Figure content listings
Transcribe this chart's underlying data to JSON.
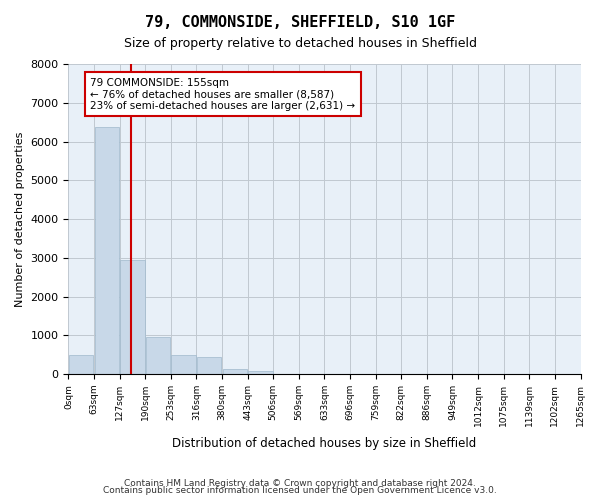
{
  "title": "79, COMMONSIDE, SHEFFIELD, S10 1GF",
  "subtitle": "Size of property relative to detached houses in Sheffield",
  "xlabel": "Distribution of detached houses by size in Sheffield",
  "ylabel": "Number of detached properties",
  "footer_line1": "Contains HM Land Registry data © Crown copyright and database right 2024.",
  "footer_line2": "Contains public sector information licensed under the Open Government Licence v3.0.",
  "bar_color": "#c8d8e8",
  "bar_edge_color": "#a0b8cc",
  "grid_color": "#c0c8d0",
  "bg_color": "#e8f0f8",
  "annotation_box_color": "#cc0000",
  "vline_color": "#cc0000",
  "bin_labels": [
    "0sqm",
    "63sqm",
    "127sqm",
    "190sqm",
    "253sqm",
    "316sqm",
    "380sqm",
    "443sqm",
    "506sqm",
    "569sqm",
    "633sqm",
    "696sqm",
    "759sqm",
    "822sqm",
    "886sqm",
    "949sqm",
    "1012sqm",
    "1075sqm",
    "1139sqm",
    "1202sqm",
    "1265sqm"
  ],
  "bin_values": [
    490,
    6370,
    2950,
    960,
    490,
    430,
    130,
    70,
    0,
    0,
    0,
    0,
    0,
    0,
    0,
    0,
    0,
    0,
    0,
    0
  ],
  "annotation_text_line1": "79 COMMONSIDE: 155sqm",
  "annotation_text_line2": "← 76% of detached houses are smaller (8,587)",
  "annotation_text_line3": "23% of semi-detached houses are larger (2,631) →",
  "ylim": [
    0,
    8000
  ],
  "yticks": [
    0,
    1000,
    2000,
    3000,
    4000,
    5000,
    6000,
    7000,
    8000
  ],
  "n_bins": 20,
  "vline_x": 1.94
}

### Objective:
The records above need to be restated word for word, with the pictures left out.

### Task solution:
Transcribe this chart's underlying data to JSON.
{
  "title": "79, COMMONSIDE, SHEFFIELD, S10 1GF",
  "subtitle": "Size of property relative to detached houses in Sheffield",
  "xlabel": "Distribution of detached houses by size in Sheffield",
  "ylabel": "Number of detached properties",
  "footer_line1": "Contains HM Land Registry data © Crown copyright and database right 2024.",
  "footer_line2": "Contains public sector information licensed under the Open Government Licence v3.0.",
  "bar_color": "#c8d8e8",
  "bar_edge_color": "#a0b8cc",
  "grid_color": "#c0c8d0",
  "bg_color": "#e8f0f8",
  "annotation_box_color": "#cc0000",
  "vline_color": "#cc0000",
  "bin_labels": [
    "0sqm",
    "63sqm",
    "127sqm",
    "190sqm",
    "253sqm",
    "316sqm",
    "380sqm",
    "443sqm",
    "506sqm",
    "569sqm",
    "633sqm",
    "696sqm",
    "759sqm",
    "822sqm",
    "886sqm",
    "949sqm",
    "1012sqm",
    "1075sqm",
    "1139sqm",
    "1202sqm",
    "1265sqm"
  ],
  "bin_values": [
    490,
    6370,
    2950,
    960,
    490,
    430,
    130,
    70,
    0,
    0,
    0,
    0,
    0,
    0,
    0,
    0,
    0,
    0,
    0,
    0
  ],
  "annotation_text_line1": "79 COMMONSIDE: 155sqm",
  "annotation_text_line2": "← 76% of detached houses are smaller (8,587)",
  "annotation_text_line3": "23% of semi-detached houses are larger (2,631) →",
  "ylim": [
    0,
    8000
  ],
  "yticks": [
    0,
    1000,
    2000,
    3000,
    4000,
    5000,
    6000,
    7000,
    8000
  ],
  "n_bins": 20,
  "vline_x": 1.94
}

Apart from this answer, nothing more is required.